THE PROBLEM: Could you write out the records below exactly as they appear?

------------------------------------------------

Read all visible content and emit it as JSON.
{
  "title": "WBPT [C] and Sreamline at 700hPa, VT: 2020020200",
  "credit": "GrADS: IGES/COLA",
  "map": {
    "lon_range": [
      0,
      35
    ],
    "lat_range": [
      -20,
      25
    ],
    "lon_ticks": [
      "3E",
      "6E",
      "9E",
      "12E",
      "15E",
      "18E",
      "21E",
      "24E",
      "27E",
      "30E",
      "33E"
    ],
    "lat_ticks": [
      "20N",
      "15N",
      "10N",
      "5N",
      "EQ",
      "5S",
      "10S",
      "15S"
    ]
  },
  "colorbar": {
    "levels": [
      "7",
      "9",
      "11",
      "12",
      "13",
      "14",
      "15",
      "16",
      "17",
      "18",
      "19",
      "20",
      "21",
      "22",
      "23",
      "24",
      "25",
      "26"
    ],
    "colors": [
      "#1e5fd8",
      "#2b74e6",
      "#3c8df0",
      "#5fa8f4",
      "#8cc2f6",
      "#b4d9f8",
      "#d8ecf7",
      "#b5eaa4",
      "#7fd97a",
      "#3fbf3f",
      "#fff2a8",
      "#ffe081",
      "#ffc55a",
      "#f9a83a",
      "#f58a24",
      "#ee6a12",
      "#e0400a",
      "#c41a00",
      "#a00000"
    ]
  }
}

------------------------------------------------

WORKED SOLUTION:
Read all visible content and emit it as JSON.
{
  "title": "WBPT [C] and Sreamline at 700hPa, VT: 2020020200",
  "credit": "GrADS: IGES/COLA",
  "map": {
    "lon_range": [
      0,
      35
    ],
    "lat_range": [
      -20,
      25
    ],
    "lon_ticks": [
      "3E",
      "6E",
      "9E",
      "12E",
      "15E",
      "18E",
      "21E",
      "24E",
      "27E",
      "30E",
      "33E"
    ],
    "lat_ticks": [
      "20N",
      "15N",
      "10N",
      "5N",
      "EQ",
      "5S",
      "10S",
      "15S"
    ]
  },
  "colorbar": {
    "levels": [
      "7",
      "9",
      "11",
      "12",
      "13",
      "14",
      "15",
      "16",
      "17",
      "18",
      "19",
      "20",
      "21",
      "22",
      "23",
      "24",
      "25",
      "26"
    ],
    "colors": [
      "#1e5fd8",
      "#2b74e6",
      "#3c8df0",
      "#5fa8f4",
      "#8cc2f6",
      "#b4d9f8",
      "#d8ecf7",
      "#b5eaa4",
      "#7fd97a",
      "#3fbf3f",
      "#fff2a8",
      "#ffe081",
      "#ffc55a",
      "#f9a83a",
      "#f58a24",
      "#ee6a12",
      "#e0400a",
      "#c41a00",
      "#a00000"
    ]
  }
}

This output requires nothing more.